Items from a dataset
## START
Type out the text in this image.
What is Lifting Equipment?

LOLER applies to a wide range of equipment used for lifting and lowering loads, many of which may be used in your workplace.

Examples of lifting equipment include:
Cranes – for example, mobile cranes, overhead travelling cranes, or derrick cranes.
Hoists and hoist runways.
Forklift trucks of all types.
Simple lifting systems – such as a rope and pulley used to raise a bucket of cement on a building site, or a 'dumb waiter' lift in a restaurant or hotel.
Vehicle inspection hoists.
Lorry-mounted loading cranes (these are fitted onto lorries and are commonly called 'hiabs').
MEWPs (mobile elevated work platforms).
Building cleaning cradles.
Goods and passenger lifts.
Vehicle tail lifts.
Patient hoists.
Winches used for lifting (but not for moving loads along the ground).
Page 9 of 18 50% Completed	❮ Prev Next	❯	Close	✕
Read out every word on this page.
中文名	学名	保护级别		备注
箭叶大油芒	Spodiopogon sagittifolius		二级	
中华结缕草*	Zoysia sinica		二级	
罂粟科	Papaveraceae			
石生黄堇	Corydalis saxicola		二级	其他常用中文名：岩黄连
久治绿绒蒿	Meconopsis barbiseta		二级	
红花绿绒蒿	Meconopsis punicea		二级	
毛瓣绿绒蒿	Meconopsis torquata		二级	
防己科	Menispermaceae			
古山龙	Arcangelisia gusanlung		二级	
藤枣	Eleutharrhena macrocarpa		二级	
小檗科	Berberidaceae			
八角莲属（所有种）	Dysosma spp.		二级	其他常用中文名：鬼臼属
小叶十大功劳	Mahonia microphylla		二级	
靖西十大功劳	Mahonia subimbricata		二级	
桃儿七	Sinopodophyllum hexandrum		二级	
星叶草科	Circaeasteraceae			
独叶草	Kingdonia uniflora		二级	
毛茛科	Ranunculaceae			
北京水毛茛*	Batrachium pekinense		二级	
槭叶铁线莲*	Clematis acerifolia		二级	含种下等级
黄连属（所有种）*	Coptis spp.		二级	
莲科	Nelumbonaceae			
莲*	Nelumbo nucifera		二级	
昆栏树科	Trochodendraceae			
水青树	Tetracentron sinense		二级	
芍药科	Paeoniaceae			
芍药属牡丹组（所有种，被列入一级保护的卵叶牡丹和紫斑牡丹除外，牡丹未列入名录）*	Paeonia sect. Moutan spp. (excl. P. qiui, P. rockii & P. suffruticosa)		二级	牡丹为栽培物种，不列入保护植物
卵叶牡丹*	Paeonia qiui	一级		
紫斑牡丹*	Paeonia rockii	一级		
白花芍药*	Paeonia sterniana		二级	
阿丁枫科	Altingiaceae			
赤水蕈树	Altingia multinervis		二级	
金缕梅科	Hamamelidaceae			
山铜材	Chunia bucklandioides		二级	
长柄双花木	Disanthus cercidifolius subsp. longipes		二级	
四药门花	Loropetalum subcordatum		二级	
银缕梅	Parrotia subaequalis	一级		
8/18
## END
TO BE DONE → In the entries above, identify every line with the string "cranes".

SOLUTION TO THIS TASK →
Cranes – for example, mobile cranes, overhead travelling cranes, or derrick cranes.
Lorry-mounted loading cranes (these are fitted onto lorries and are commonly called 'hiabs').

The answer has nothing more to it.